◆ PAGE TEXT

►

On the evening of May 5, Nelly Wendo called police in London, Ont., to ask for help. Her son, 27-year-old Caleb Tubila Njoko, was “acting crazy” and needed a “mental-health doctor,” she said.
The police operator asked if her son was kicking, punching or acting violently toward her.
“No,” she said, according to a report released in September by the Special Investigations Unit (SIU), Ontario’s police watchdog.. She was scared, but only because he was speaking gibberish and refusing to sleep. She reiterated that she needed mental-health responders.
As police forces across the country face intense scrutiny over a series of deaths that have focused attention on issues of race and mental illness, cities are grasping for ways to prevent tragic interactions with police. In a growing number of U.S. jurisdictions, a 911 operator can offer exactly what Ms. Wendo requested that night: A team of civilian mental-health workers trained to handle the most urgent psychological crises. But like nearly every municipality in Canada, London doesn’t employ such a unit.
Instead, on that May night, the force dispatched six officers and a battering ram.
Mr. Njoko was dead within 50 minutes of their arrival, having fallen while trying to climb down from the apartment’s 15th-floor balcony.
The officers were not at fault, the SIU report determined. They used progressive de-escalation techniques, had a trained crisis negotiator speak with Mr. Njoko and backed away from his apartment door when it became clear their presence was upsetting. The report states Mr. Njoko was clearly “fearful of police.”
Across the country, these kinds of mental-health calls to police are surging. Although a national statistical picture is obscured by varied record-keeping methods in different regions, several police forces have reported a doubling of mental-health calls over the past decade. Canada’s largest municipal force, the Toronto Police Service, deals with about 30,000 a year.
This year, several of those encounters have ended in tragedy. In May, Regis Korchinski-Paquet fell from a high-rise balcony in the presence of Toronto police officers during a mental-health breakdown. Also in spring, Greater Toronto Area police shot and killed two racialized men with mental illness, D’Andre Campbell and Ejaz Choudry. In New Brunswick, the same fate befell two Indigenous people with mental-health challenges, Chantel Moore and Rodney Levi, over an eight-day period in June.

◄

◆ RECORD EXTRACTS
►

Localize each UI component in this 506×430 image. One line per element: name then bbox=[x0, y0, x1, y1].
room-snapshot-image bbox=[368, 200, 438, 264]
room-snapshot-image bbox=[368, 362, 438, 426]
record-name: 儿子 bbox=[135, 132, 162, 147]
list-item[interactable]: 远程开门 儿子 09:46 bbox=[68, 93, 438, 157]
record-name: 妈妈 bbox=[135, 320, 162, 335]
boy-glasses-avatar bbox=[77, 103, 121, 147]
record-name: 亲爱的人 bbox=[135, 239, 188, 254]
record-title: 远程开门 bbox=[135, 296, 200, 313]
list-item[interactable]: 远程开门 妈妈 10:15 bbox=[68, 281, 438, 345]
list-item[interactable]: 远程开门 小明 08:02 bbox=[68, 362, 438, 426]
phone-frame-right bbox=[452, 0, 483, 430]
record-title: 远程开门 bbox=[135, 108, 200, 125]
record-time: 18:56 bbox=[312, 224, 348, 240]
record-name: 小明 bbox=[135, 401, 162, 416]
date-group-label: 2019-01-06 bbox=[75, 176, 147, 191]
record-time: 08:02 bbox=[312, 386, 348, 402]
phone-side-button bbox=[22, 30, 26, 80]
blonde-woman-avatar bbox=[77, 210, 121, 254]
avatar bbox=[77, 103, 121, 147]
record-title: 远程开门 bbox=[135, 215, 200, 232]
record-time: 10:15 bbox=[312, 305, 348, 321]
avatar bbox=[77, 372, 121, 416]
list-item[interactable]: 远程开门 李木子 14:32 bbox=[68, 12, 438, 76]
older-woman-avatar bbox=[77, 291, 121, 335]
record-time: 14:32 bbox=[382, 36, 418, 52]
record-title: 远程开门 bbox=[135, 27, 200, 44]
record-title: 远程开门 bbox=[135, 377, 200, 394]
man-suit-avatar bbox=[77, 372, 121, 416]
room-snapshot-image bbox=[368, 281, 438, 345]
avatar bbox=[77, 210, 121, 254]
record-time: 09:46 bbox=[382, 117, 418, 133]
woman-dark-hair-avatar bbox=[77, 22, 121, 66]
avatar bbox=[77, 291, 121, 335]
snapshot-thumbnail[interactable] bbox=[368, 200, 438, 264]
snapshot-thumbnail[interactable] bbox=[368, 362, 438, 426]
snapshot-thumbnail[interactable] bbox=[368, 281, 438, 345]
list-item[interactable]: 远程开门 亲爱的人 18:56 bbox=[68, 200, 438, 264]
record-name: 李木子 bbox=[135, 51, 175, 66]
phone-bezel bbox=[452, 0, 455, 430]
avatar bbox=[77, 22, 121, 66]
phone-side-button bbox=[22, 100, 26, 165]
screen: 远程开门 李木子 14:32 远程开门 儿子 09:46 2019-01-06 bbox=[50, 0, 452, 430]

◄

◆ WRITTEN EXERCISE 1
Say whether each statement agrees with the article on police mental-health calls, answering yes or no and quoting the deciding words: (a) Six officers were sent to the apartment that night. (b) The SIU report found the officers at fault. (c) The Toronto Police Service deals with about 30,000 mental-health calls a year.
◆ WRITTEN EXERCISE 2
Print the part of the article on police mental-health calls starting at "Across the country, these" and ending at "period in June.".

◆ TASK ANSWER 1
(a) Yes: "the force dispatched six officers and a battering ram."
(b) No: "The officers were not at fault, the SIU report determined."
(c) Yes: "Canada’s largest municipal force, the Toronto Police Service, deals with about 30,000 a year."

◆ TASK ANSWER 2
Across the country, these kinds of mental-health calls to police are surging. Although a national statistical picture is obscured by varied record-keeping methods in different regions, several police forces have reported a doubling of mental-health calls over the past decade. Canada’s largest municipal force, the Toronto Police Service, deals with about 30,000 a year.
This year, several of those encounters have ended in tragedy. In May, Regis Korchinski-Paquet fell from a high-rise balcony in the presence of Toronto police officers during a mental-health breakdown. Also in spring, Greater Toronto Area police shot and killed two racialized men with mental illness, D’Andre Campbell and Ejaz Choudry. In New Brunswick, the same fate befell two Indigenous people with mental-health challenges, Chantel Moore and Rodney Levi, over an eight-day period in June.